WHAT YOU NEED TO DO:
Type out the complete listing below word for word, without its pictures.

Records from a dataset:
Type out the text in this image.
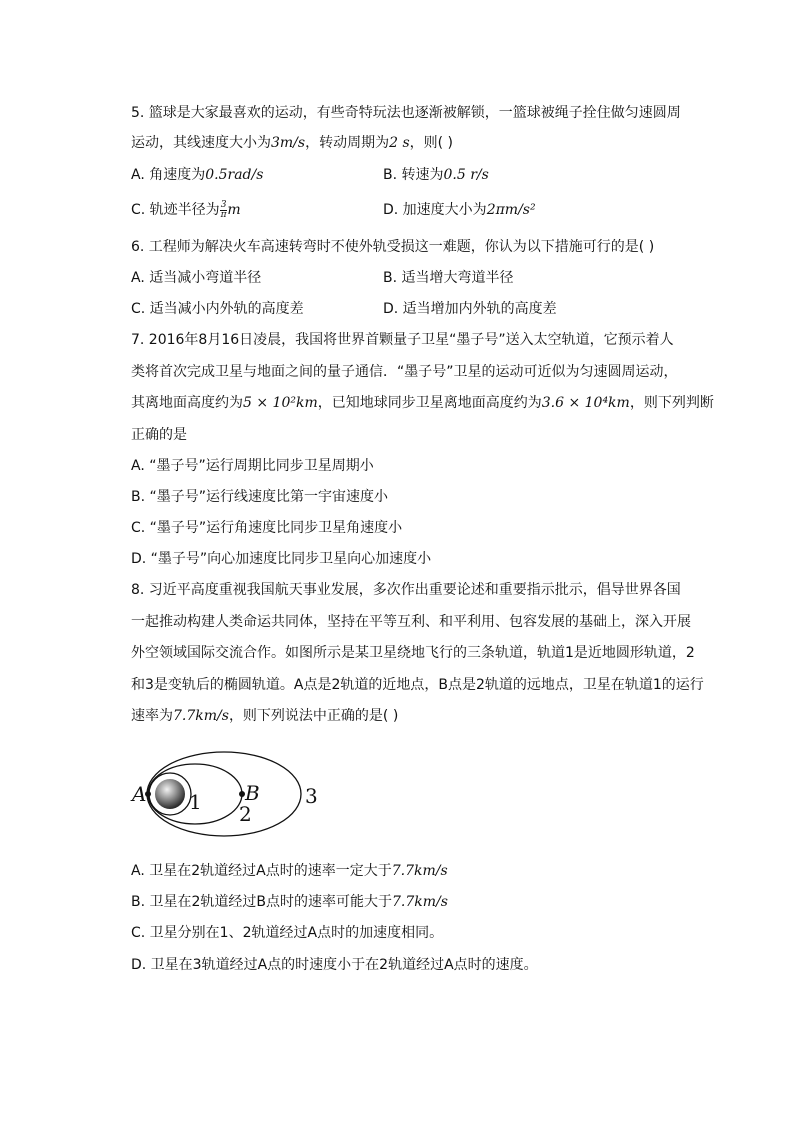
5. 篮球是大家最喜欢的运动，有些奇特玩法也逐渐被解锁，一篮球被绳子拴住做匀速圆周
运动，其线速度大小为3m/s，转动周期为2 s，则( )
A. 角速度为0.5rad/s	B. 转速为0.5 r/s
C. 轨迹半径为 $\frac{3}{\pi}$ m	D. 加速度大小为2πm/s²
6. 工程师为解决火车高速转弯时不使外轨受损这一难题，你认为以下措施可行的是( )
A. 适当减小弯道半径	B. 适当增大弯道半径
C. 适当减小内外轨的高度差	D. 适当增加内外轨的高度差
7. 2016年8月16日凌晨，我国将世界首颗量子卫星“墨子号”送入太空轨道，它预示着人
类将首次完成卫星与地面之间的量子通信．“墨子号”卫星的运动可近似为匀速圆周运动，
其离地面高度约为5 × 10²km，已知地球同步卫星离地面高度约为3.6 × 10⁴km，则下列判断
正确的是
A. “墨子号”运行周期比同步卫星周期小
B. “墨子号”运行线速度比第一宇宙速度小
C. “墨子号”运行角速度比同步卫星角速度小
D. “墨子号”向心加速度比同步卫星向心加速度小
8. 习近平高度重视我国航天事业发展，多次作出重要论述和重要指示批示，倡导世界各国
一起推动构建人类命运共同体，坚持在平等互利、和平利用、包容发展的基础上，深入开展
外空领域国际交流合作。如图所示是某卫星绕地飞行的三条轨道，轨道1是近地圆形轨道，2
和3是变轨后的椭圆轨道。A点是2轨道的近地点，B点是2轨道的远地点，卫星在轨道1的运行
速率为7.7km/s，则下列说法中正确的是( )
A	B
1 2
3
A. 卫星在2轨道经过A点时的速率一定大于7.7km/s
B. 卫星在2轨道经过B点时的速率可能大于7.7km/s
C. 卫星分别在1、2轨道经过A点时的加速度相同。
D. 卫星在3轨道经过A点的时速度小于在2轨道经过A点时的速度。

COMPLETE OUTPUT:
Type out the text in this image.
5. 篮球是大家最喜欢的运动，有些奇特玩法也逐渐被解锁，一篮球被绳子拴住做匀速圆周
运动，其线速度大小为3m/s，转动周期为2 s，则( )
A. 角速度为0.5rad/s	B. 转速为0.5 r/s
C. 轨迹半径为 $\frac{3}{\pi}$ m	D. 加速度大小为2πm/s²
6. 工程师为解决火车高速转弯时不使外轨受损这一难题，你认为以下措施可行的是( )
A. 适当减小弯道半径	B. 适当增大弯道半径
C. 适当减小内外轨的高度差	D. 适当增加内外轨的高度差
7. 2016年8月16日凌晨，我国将世界首颗量子卫星“墨子号”送入太空轨道，它预示着人
类将首次完成卫星与地面之间的量子通信．“墨子号”卫星的运动可近似为匀速圆周运动，
其离地面高度约为5 × 10²km，已知地球同步卫星离地面高度约为3.6 × 10⁴km，则下列判断
正确的是
A. “墨子号”运行周期比同步卫星周期小
B. “墨子号”运行线速度比第一宇宙速度小
C. “墨子号”运行角速度比同步卫星角速度小
D. “墨子号”向心加速度比同步卫星向心加速度小
8. 习近平高度重视我国航天事业发展，多次作出重要论述和重要指示批示，倡导世界各国
一起推动构建人类命运共同体，坚持在平等互利、和平利用、包容发展的基础上，深入开展
外空领域国际交流合作。如图所示是某卫星绕地飞行的三条轨道，轨道1是近地圆形轨道，2
和3是变轨后的椭圆轨道。A点是2轨道的近地点，B点是2轨道的远地点，卫星在轨道1的运行
速率为7.7km/s，则下列说法中正确的是( )
A	B
1 2
3
A. 卫星在2轨道经过A点时的速率一定大于7.7km/s
B. 卫星在2轨道经过B点时的速率可能大于7.7km/s
C. 卫星分别在1、2轨道经过A点时的加速度相同。
D. 卫星在3轨道经过A点的时速度小于在2轨道经过A点时的速度。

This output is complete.